[Data tied to figure images]
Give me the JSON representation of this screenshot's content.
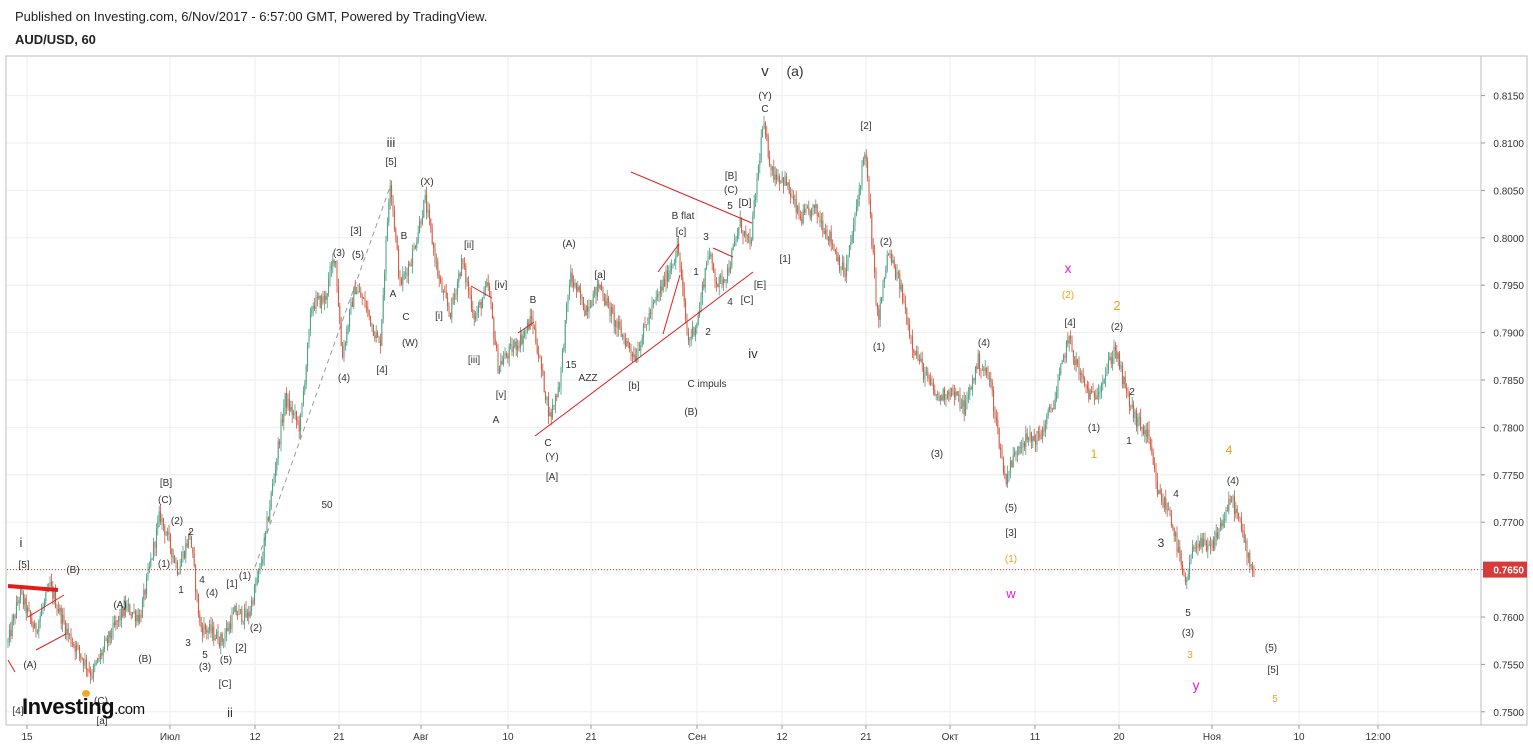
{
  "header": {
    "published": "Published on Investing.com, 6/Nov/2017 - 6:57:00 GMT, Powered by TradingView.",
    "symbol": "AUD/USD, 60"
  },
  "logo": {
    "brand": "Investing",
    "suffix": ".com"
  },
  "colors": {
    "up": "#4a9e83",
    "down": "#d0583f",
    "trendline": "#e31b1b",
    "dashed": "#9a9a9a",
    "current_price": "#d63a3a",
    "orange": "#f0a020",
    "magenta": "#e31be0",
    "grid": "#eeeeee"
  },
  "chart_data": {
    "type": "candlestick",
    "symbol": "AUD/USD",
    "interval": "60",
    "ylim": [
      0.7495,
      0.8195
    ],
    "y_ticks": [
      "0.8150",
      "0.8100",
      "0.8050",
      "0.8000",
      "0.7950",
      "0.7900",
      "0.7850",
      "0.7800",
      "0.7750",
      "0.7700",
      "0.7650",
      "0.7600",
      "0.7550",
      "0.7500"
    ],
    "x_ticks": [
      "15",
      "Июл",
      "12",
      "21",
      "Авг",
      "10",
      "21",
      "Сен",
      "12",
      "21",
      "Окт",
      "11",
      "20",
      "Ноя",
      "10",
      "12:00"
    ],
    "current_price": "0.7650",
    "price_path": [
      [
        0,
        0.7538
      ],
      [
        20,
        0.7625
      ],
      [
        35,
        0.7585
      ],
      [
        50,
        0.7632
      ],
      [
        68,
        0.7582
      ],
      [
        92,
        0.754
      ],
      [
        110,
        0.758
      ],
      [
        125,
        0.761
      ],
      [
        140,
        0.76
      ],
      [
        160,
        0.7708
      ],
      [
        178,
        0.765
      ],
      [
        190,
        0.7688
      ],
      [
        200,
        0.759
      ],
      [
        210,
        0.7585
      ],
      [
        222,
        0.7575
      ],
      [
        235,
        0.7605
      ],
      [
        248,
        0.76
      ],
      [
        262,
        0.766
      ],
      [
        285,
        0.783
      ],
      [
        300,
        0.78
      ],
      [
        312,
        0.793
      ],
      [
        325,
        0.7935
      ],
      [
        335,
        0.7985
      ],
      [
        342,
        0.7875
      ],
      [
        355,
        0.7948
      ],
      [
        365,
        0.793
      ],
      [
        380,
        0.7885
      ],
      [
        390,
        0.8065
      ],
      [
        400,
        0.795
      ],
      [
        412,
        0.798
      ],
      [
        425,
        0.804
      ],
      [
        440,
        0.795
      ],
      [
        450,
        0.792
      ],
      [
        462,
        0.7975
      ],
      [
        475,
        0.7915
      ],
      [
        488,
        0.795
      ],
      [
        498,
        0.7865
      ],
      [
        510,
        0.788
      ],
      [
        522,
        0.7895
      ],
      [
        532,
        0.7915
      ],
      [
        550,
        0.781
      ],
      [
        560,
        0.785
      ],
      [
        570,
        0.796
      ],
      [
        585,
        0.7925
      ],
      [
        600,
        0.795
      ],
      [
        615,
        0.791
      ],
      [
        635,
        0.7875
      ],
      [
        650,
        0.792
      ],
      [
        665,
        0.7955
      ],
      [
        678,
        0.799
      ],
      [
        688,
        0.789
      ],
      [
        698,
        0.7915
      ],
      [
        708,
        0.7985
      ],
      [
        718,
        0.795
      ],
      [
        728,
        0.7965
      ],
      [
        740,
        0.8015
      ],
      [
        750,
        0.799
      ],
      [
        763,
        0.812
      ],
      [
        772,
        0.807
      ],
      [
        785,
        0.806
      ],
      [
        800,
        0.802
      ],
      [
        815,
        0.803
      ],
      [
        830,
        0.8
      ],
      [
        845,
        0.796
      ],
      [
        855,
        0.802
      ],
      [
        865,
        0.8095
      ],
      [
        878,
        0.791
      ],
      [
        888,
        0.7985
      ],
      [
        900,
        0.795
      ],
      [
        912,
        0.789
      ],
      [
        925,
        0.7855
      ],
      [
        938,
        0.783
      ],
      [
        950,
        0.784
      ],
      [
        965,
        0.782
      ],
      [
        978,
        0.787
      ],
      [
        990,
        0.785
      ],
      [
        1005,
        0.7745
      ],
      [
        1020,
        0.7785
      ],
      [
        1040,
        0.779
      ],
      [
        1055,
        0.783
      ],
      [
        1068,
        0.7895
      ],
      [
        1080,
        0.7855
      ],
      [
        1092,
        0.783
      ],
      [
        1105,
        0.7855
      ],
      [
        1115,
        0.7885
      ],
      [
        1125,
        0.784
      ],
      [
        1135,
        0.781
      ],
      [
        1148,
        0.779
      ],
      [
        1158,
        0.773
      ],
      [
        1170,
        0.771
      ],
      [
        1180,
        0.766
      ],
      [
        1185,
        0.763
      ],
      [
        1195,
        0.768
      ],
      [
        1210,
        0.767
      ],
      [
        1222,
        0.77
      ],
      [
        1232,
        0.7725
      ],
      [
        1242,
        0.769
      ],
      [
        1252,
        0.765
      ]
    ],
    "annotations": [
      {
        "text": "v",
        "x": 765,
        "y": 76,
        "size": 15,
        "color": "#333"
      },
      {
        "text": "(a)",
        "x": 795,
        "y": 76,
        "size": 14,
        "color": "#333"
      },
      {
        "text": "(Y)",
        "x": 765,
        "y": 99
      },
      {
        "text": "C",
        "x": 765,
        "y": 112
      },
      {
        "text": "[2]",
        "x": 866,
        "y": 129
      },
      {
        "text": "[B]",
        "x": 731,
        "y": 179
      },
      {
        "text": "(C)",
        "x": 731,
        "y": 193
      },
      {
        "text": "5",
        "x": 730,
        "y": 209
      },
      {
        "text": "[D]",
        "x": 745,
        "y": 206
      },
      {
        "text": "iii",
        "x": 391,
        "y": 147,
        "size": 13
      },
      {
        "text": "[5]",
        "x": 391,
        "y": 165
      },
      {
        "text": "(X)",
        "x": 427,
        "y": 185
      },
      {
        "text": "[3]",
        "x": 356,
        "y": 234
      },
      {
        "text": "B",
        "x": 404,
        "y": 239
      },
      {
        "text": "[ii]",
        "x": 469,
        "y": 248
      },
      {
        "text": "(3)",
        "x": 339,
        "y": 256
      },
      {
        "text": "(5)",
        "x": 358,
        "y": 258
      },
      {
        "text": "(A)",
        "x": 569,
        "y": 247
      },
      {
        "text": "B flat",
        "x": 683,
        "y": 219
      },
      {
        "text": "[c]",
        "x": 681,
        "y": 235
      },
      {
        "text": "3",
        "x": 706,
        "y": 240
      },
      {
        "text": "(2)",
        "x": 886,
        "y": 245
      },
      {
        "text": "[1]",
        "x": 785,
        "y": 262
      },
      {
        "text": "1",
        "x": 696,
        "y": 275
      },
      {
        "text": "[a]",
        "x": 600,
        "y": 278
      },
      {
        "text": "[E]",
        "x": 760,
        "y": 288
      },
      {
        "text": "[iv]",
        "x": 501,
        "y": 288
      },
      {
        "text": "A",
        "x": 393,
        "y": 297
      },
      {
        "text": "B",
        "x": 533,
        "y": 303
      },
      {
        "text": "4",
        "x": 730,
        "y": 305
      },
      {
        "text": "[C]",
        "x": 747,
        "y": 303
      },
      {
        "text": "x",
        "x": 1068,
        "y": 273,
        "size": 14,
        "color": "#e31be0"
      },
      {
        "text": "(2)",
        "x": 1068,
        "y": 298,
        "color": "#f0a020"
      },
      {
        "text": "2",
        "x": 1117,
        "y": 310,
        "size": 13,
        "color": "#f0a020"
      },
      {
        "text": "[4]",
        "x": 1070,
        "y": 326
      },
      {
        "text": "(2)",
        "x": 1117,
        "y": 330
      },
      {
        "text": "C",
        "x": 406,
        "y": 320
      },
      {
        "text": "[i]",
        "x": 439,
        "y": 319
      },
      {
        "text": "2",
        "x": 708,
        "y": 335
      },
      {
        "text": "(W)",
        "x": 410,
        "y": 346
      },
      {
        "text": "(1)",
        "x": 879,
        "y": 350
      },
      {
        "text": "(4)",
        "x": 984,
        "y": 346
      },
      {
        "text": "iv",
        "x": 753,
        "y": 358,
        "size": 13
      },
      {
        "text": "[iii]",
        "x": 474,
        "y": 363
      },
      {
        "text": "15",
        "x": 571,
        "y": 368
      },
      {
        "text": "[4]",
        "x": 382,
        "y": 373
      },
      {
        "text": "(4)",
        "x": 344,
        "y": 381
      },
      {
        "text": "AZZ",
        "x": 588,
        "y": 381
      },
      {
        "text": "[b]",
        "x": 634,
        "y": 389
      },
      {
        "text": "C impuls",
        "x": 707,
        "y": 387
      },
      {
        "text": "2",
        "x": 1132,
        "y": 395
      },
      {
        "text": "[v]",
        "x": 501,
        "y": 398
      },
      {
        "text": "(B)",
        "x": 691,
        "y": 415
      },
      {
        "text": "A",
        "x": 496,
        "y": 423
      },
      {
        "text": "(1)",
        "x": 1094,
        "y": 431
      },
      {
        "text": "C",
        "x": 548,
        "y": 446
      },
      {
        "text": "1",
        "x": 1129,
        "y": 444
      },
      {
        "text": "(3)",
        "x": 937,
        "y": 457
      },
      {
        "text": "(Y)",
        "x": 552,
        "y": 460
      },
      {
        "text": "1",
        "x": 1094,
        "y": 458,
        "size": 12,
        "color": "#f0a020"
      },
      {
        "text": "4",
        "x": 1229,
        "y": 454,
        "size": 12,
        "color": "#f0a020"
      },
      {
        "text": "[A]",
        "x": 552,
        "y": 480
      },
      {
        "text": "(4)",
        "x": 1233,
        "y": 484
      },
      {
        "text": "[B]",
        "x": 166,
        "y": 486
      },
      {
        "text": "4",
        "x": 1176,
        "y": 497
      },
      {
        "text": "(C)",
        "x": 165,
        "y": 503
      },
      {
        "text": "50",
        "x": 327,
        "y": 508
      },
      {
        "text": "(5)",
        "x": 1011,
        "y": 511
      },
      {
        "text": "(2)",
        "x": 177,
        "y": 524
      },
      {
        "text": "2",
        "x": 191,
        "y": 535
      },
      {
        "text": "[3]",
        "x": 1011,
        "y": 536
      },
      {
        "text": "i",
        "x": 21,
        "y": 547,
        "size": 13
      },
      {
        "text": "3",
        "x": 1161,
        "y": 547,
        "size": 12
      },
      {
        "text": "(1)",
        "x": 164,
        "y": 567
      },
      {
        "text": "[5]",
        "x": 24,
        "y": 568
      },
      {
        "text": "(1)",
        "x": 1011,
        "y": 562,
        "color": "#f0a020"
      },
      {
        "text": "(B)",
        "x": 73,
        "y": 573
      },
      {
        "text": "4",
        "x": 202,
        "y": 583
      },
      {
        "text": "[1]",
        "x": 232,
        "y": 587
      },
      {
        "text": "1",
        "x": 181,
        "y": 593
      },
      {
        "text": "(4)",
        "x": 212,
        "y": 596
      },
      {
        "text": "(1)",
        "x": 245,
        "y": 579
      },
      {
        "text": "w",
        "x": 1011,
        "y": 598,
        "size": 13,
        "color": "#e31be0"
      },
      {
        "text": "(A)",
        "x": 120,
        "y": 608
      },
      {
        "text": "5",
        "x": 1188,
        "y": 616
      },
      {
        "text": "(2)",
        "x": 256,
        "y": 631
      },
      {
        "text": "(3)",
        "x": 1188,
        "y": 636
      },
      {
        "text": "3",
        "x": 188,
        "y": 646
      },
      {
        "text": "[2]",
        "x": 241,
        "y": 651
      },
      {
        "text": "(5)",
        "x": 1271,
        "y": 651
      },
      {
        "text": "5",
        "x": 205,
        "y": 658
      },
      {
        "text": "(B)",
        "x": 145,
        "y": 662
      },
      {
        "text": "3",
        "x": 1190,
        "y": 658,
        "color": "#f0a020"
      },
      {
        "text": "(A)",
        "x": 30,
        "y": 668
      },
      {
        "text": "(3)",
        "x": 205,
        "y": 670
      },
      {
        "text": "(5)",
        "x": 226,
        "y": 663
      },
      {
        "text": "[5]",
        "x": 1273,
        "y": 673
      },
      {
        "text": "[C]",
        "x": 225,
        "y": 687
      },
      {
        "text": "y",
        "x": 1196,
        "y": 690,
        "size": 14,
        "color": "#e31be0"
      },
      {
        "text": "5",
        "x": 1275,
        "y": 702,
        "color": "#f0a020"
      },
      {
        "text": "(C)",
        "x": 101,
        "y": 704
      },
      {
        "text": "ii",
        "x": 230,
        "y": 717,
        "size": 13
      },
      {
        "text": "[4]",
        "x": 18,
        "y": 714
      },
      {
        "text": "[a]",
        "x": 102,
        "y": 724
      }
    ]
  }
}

What needs to be done: Which lines hold the word "Investing"? Return all of them from the records above.

Answer to the exercise:
    "published": "Published on Investing.com, 6/Nov/2017 - 6:57:00 GMT, Powered by TradingView.",
    "brand": "Investing",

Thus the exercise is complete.